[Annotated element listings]

──────

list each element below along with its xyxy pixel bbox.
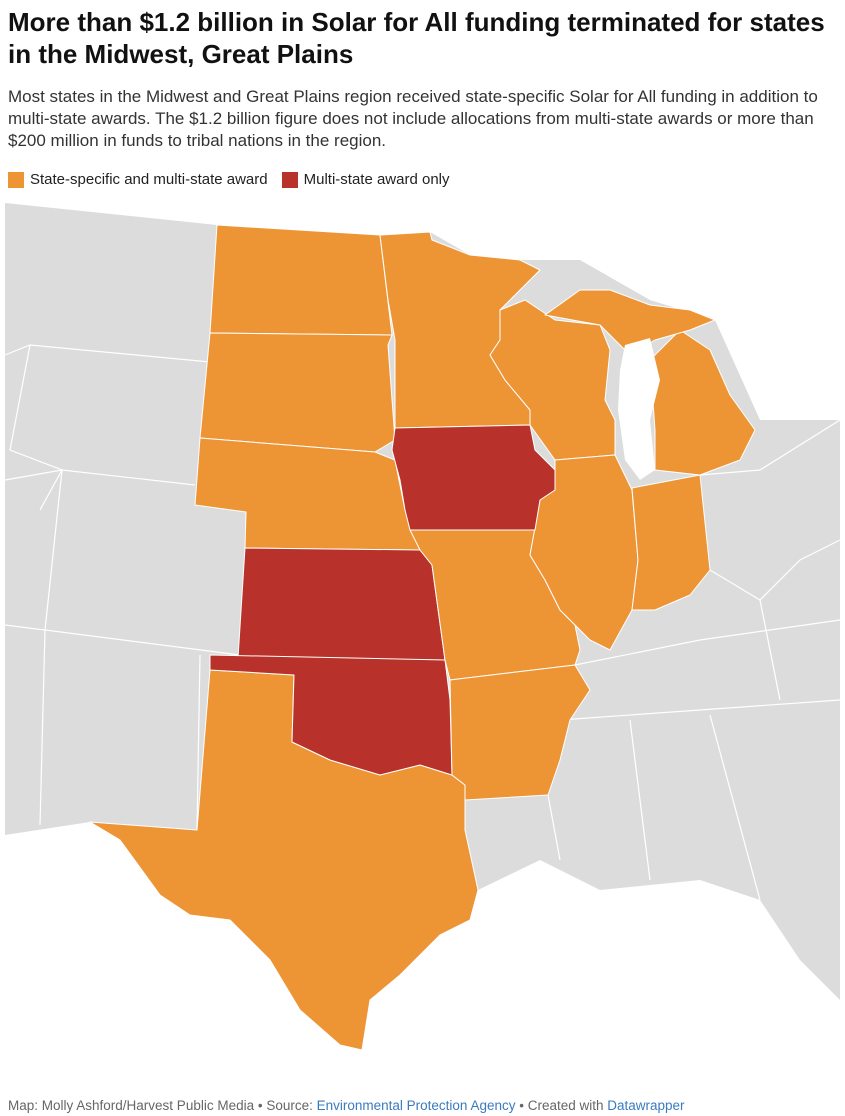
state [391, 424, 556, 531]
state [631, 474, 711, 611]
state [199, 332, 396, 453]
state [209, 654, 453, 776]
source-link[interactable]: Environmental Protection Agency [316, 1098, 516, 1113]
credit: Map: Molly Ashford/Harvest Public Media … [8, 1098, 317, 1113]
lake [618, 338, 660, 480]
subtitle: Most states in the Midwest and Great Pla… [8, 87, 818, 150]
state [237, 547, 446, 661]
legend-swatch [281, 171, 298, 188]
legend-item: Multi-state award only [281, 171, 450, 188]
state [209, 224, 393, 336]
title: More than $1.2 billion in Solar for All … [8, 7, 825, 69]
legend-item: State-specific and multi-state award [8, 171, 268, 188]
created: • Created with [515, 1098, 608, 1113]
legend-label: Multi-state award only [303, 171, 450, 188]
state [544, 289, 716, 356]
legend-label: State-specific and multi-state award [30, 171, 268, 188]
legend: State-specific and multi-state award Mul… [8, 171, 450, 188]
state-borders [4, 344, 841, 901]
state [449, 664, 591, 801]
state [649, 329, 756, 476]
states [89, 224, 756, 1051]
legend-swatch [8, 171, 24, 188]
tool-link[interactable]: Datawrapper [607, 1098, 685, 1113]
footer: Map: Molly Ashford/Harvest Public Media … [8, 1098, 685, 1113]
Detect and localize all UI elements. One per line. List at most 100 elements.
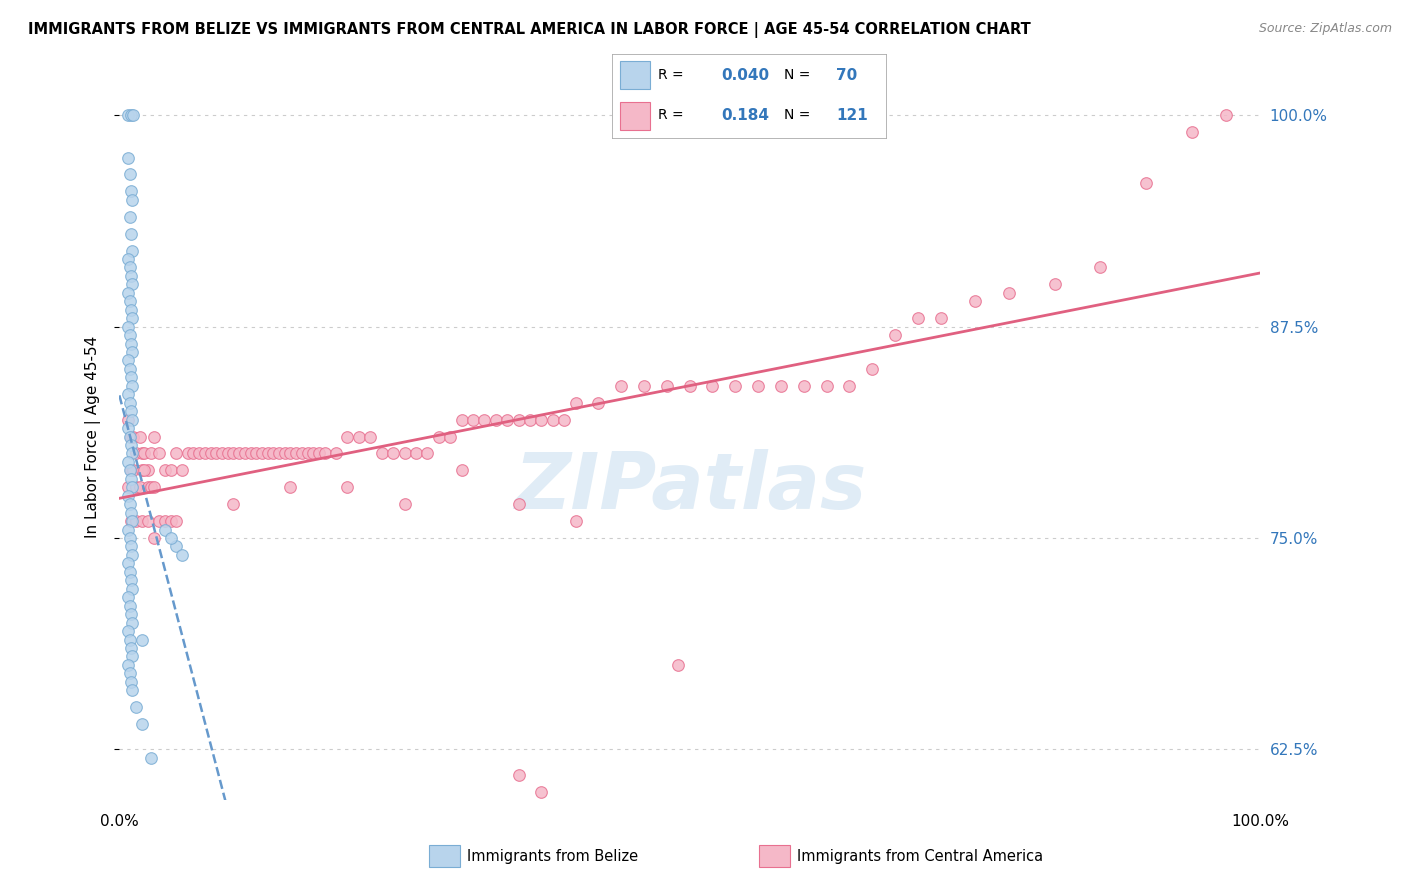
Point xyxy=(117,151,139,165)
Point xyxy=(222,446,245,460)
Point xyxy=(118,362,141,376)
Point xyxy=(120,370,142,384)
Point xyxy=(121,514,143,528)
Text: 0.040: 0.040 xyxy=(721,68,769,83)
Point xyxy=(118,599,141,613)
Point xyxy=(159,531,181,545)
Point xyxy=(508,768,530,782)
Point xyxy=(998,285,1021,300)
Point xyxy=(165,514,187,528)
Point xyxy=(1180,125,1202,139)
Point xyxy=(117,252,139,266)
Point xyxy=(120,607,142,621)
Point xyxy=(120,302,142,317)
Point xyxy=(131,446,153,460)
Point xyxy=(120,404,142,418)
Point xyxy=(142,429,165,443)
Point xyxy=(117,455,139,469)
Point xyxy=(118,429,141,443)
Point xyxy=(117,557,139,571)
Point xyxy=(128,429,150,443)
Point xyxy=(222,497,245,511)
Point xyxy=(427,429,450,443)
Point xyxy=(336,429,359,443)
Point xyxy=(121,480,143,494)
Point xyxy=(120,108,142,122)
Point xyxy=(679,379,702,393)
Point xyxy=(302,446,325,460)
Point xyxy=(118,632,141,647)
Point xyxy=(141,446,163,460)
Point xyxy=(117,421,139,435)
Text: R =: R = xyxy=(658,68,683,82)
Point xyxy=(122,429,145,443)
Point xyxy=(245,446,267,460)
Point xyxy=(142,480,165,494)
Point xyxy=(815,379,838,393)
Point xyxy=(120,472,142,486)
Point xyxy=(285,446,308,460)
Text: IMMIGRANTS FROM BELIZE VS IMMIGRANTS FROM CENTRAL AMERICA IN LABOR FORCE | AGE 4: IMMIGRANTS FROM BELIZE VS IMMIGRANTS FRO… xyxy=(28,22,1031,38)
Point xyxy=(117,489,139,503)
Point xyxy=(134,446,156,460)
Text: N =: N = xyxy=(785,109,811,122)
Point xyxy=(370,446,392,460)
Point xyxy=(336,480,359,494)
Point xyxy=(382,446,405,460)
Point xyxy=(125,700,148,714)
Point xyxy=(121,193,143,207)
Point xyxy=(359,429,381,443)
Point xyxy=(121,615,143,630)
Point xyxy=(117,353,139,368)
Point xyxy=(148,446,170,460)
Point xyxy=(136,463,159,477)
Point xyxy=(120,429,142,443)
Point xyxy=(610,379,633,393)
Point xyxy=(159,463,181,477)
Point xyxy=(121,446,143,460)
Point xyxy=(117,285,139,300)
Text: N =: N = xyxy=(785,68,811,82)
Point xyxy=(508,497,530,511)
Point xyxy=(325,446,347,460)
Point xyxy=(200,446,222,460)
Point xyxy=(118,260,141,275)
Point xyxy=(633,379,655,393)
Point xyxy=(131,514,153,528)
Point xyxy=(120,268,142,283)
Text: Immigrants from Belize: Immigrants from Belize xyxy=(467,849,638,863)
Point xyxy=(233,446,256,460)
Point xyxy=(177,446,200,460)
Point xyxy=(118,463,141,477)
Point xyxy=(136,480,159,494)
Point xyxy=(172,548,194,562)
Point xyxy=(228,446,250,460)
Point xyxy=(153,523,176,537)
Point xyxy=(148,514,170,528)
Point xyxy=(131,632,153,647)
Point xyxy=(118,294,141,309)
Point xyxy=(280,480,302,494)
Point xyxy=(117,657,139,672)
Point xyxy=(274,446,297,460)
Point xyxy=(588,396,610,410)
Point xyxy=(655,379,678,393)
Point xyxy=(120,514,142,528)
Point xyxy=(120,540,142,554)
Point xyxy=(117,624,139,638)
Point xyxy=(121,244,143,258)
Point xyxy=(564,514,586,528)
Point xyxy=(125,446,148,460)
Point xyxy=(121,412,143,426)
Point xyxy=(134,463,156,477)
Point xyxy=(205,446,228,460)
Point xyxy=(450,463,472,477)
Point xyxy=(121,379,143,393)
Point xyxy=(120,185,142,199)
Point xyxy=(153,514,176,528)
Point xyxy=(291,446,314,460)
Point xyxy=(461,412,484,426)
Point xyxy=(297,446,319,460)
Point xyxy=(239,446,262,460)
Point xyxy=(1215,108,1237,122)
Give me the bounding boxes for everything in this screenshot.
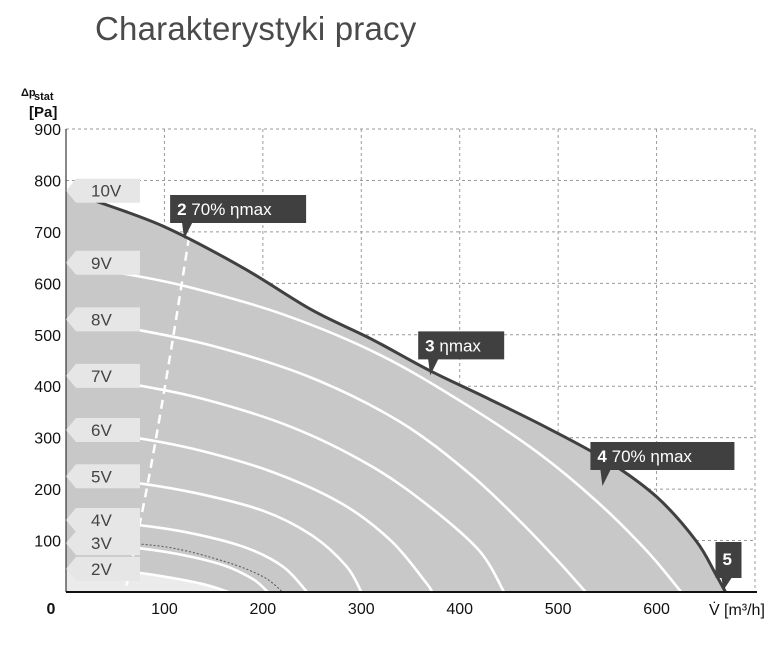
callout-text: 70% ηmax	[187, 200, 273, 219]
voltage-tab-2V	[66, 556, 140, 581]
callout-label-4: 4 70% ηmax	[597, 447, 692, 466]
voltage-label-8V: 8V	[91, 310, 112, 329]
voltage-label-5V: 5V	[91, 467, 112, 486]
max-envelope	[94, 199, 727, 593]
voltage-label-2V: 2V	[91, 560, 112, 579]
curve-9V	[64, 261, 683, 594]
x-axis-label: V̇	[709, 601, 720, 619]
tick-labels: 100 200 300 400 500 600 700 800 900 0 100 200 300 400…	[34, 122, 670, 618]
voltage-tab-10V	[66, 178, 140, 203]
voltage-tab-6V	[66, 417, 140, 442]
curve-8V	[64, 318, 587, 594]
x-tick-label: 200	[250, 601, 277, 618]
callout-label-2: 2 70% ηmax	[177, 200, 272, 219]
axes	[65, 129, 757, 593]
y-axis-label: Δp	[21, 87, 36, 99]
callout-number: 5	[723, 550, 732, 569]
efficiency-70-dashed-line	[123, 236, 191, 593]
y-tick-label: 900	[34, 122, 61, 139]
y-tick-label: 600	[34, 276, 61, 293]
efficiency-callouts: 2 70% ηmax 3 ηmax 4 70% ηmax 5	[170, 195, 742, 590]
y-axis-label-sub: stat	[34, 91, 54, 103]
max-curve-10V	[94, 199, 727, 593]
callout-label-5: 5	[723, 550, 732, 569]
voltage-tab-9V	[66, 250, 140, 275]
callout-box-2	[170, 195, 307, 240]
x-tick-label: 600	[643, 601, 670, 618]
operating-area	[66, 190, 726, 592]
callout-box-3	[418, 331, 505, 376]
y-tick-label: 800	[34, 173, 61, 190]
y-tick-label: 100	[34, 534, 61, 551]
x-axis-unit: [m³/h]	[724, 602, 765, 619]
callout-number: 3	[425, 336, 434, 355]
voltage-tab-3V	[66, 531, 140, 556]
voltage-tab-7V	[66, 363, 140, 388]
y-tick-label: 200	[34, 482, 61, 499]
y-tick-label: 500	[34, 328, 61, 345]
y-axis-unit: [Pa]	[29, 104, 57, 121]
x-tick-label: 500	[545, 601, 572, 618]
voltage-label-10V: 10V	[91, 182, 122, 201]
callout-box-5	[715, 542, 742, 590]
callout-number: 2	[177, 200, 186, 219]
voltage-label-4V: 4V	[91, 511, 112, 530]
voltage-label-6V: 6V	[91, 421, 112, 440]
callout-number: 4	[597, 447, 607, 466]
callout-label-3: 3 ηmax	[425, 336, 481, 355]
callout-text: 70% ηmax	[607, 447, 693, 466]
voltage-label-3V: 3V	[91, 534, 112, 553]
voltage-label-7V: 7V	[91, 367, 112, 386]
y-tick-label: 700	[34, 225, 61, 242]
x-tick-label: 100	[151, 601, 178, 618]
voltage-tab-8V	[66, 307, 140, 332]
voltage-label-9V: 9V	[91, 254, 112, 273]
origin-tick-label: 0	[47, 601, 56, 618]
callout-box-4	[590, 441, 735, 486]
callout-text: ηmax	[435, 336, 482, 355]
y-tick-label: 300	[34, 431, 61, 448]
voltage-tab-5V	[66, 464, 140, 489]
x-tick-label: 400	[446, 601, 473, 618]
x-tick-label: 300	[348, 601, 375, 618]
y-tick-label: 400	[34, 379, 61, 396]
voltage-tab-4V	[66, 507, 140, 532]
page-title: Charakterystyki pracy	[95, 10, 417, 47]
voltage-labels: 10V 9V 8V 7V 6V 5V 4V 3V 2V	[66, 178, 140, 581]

──────

* _Stated exercise_
Please copy the entries word for word, from the line with "Point xyxy=(117,151,139,165)" to the line with "Point xyxy=(121,480,143,494)", including both of those lines.

* _Exercise response_
Point xyxy=(117,151,139,165)
Point xyxy=(222,446,245,460)
Point xyxy=(118,362,141,376)
Point xyxy=(120,370,142,384)
Point xyxy=(121,514,143,528)
Text: 0.040: 0.040 xyxy=(721,68,769,83)
Point xyxy=(118,599,141,613)
Point xyxy=(159,531,181,545)
Point xyxy=(508,768,530,782)
Point xyxy=(998,285,1021,300)
Point xyxy=(165,514,187,528)
Point xyxy=(1180,125,1202,139)
Point xyxy=(117,252,139,266)
Point xyxy=(120,607,142,621)
Point xyxy=(120,302,142,317)
Point xyxy=(131,446,153,460)
Point xyxy=(120,404,142,418)
Point xyxy=(142,429,165,443)
Point xyxy=(117,455,139,469)
Point xyxy=(118,429,141,443)
Point xyxy=(117,557,139,571)
Point xyxy=(128,429,150,443)
Point xyxy=(222,497,245,511)
Point xyxy=(427,429,450,443)
Point xyxy=(336,429,359,443)
Point xyxy=(121,480,143,494)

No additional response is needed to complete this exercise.